(Prompt): Among the following entries, count the lines that contain "Park" and report only the result.

-- START OF Records shown --

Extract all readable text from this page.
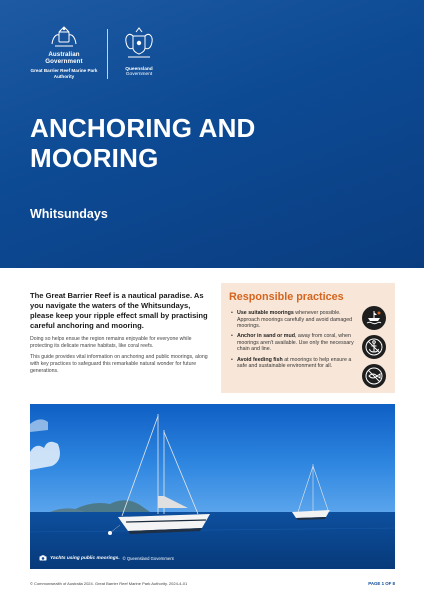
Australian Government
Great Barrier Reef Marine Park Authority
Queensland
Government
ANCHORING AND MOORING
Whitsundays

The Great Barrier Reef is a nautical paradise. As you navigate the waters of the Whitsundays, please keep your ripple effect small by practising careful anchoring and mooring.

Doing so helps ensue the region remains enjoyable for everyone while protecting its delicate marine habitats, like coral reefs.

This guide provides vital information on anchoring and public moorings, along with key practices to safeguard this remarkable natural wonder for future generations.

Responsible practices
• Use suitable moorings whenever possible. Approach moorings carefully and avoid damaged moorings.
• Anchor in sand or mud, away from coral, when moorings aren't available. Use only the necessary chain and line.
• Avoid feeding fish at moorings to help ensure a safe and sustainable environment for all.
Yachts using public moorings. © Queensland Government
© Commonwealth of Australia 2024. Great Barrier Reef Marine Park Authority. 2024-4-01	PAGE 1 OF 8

-- END OF Records shown --
-- START OF Records shown --

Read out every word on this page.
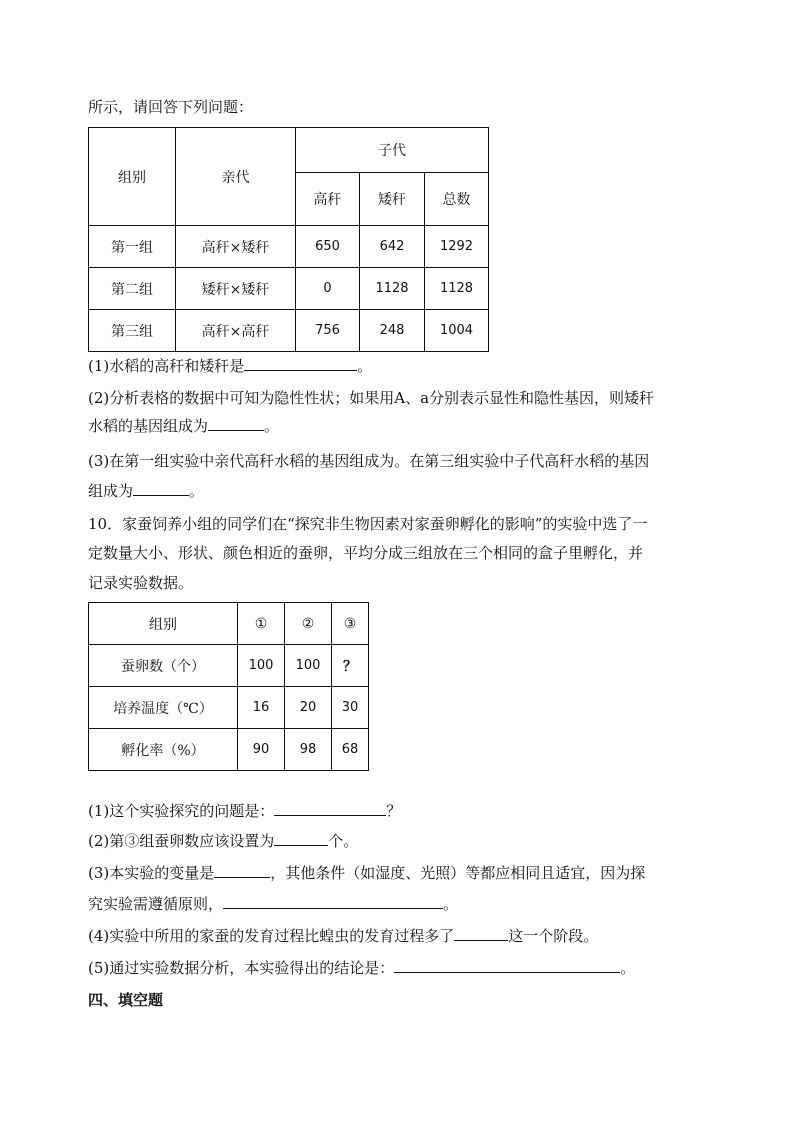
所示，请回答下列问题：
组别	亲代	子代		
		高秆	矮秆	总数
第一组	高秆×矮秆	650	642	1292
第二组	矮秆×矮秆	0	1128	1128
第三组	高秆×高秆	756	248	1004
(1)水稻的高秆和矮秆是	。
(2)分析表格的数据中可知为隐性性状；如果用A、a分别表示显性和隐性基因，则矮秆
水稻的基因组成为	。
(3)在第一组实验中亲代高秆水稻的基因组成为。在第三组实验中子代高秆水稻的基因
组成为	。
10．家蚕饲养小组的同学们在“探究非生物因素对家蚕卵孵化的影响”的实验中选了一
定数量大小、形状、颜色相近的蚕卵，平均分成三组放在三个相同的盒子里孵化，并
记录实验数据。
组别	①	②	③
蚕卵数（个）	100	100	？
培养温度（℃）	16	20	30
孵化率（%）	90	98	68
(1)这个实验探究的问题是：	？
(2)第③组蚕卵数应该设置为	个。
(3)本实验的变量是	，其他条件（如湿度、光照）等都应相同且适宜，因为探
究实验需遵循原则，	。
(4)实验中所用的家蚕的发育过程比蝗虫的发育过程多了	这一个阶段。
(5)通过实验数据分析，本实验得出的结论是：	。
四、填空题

-- END OF Records shown --

(Finished answer): 2